Look through the entries below and count the lines with the word "Ramakrishnan" in them; give only the number.
--- Start ---
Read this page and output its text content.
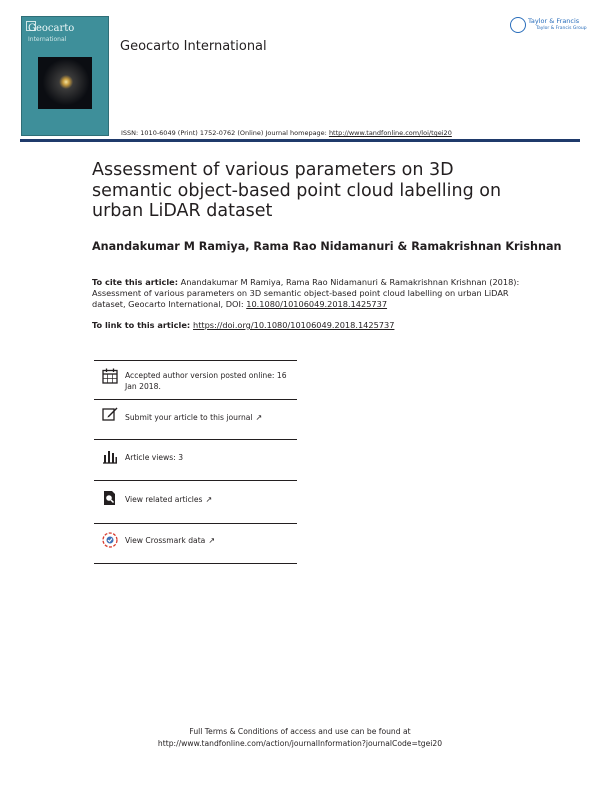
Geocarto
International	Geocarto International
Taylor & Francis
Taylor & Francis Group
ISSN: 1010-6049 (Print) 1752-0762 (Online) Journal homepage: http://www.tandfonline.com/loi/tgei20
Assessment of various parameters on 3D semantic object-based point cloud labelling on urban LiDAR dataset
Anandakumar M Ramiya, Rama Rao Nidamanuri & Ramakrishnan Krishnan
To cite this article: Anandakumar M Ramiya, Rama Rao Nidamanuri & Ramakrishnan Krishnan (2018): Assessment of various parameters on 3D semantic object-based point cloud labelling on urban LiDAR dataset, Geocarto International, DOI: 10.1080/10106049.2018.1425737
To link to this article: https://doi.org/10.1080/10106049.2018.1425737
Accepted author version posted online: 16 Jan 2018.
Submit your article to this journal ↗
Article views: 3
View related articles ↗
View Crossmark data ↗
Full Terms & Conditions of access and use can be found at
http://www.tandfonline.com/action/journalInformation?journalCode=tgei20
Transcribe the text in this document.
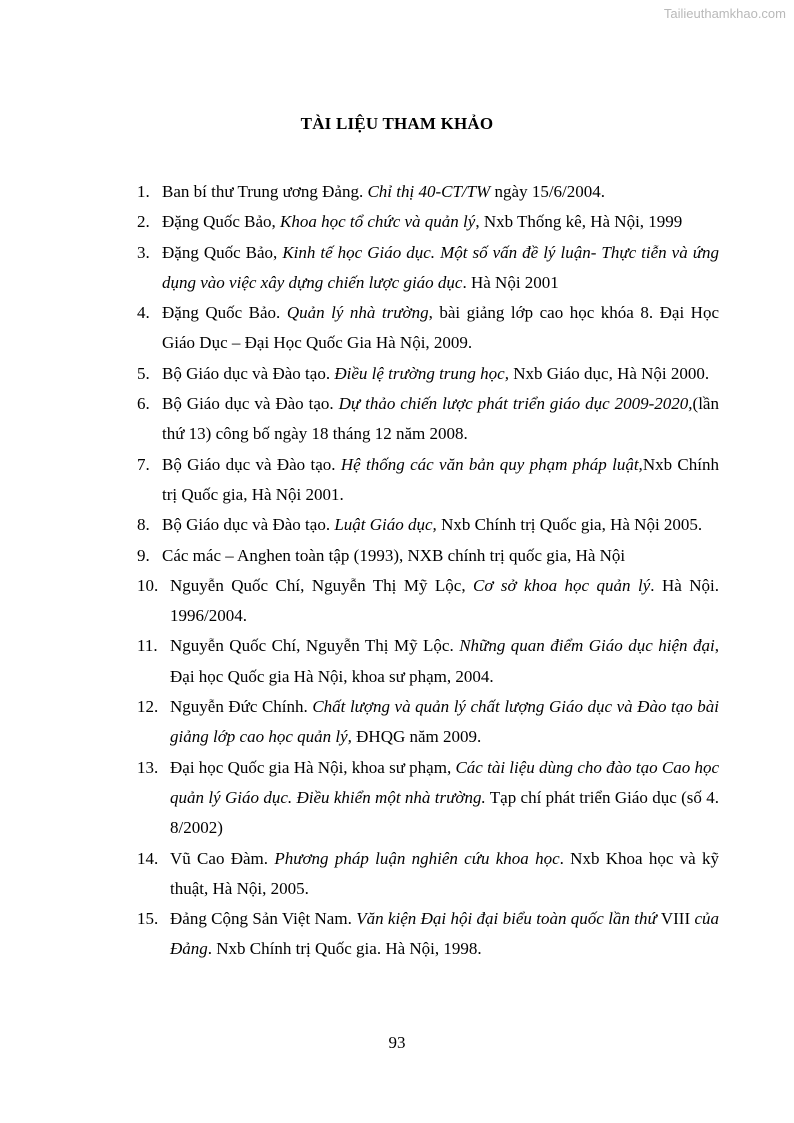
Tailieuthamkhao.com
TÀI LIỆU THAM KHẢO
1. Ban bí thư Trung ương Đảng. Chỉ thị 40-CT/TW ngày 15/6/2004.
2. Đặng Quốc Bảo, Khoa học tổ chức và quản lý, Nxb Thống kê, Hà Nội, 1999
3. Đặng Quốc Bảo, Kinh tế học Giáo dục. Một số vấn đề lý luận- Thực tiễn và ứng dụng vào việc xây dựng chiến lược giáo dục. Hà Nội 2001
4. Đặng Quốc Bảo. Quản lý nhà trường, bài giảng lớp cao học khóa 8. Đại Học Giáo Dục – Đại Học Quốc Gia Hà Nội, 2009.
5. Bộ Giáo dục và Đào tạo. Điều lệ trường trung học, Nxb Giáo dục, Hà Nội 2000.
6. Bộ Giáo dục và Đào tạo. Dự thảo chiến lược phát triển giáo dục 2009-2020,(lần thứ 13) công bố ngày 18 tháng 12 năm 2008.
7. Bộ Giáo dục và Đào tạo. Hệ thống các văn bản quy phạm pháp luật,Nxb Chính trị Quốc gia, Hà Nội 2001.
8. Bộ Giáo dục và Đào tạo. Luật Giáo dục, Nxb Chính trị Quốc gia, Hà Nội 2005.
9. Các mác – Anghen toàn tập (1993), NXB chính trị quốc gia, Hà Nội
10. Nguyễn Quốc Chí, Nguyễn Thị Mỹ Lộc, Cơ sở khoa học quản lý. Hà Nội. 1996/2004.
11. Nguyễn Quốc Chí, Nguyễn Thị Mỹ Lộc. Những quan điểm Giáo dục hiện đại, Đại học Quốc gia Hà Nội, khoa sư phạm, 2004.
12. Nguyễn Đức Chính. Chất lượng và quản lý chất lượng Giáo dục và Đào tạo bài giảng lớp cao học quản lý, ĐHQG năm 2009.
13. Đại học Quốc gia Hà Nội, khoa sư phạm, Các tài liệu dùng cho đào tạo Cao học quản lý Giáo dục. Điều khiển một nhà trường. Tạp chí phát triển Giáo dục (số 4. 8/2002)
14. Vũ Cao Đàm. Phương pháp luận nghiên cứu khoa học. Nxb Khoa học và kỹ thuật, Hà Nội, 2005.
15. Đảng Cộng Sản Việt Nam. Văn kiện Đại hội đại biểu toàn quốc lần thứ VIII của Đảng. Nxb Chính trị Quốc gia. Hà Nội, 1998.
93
--- End ---
--- Start ---
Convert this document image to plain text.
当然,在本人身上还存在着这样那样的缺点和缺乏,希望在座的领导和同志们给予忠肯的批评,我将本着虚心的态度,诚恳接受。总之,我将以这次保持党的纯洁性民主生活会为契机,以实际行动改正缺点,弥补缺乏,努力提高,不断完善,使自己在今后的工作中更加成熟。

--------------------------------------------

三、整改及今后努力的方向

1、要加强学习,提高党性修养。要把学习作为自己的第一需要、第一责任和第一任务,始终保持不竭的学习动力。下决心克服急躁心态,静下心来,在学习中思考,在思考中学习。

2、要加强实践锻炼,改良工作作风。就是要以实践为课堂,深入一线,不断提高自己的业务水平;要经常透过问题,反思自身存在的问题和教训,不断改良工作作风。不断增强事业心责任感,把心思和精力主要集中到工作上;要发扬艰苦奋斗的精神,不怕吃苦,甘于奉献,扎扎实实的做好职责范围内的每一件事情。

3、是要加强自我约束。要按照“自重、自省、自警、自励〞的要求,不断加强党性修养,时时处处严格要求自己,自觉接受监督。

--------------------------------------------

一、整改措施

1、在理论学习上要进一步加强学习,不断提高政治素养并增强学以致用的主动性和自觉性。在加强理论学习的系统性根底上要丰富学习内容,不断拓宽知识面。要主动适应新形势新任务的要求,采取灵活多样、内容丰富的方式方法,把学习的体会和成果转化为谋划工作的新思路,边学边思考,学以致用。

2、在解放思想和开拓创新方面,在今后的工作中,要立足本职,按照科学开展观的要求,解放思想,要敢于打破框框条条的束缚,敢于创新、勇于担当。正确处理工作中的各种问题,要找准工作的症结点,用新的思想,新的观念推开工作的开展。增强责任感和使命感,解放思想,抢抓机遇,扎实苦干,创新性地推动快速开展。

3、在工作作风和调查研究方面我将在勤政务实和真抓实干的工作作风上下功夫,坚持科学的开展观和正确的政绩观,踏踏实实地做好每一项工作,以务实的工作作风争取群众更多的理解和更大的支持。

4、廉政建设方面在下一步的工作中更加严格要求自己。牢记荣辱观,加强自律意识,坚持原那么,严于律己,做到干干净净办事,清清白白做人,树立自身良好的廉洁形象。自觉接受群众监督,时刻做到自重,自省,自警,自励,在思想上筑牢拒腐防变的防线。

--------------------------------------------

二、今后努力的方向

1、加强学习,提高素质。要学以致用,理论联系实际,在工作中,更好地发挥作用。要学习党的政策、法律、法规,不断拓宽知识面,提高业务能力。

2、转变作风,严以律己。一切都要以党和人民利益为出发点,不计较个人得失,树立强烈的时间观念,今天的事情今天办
--- End ---
**Task output**
2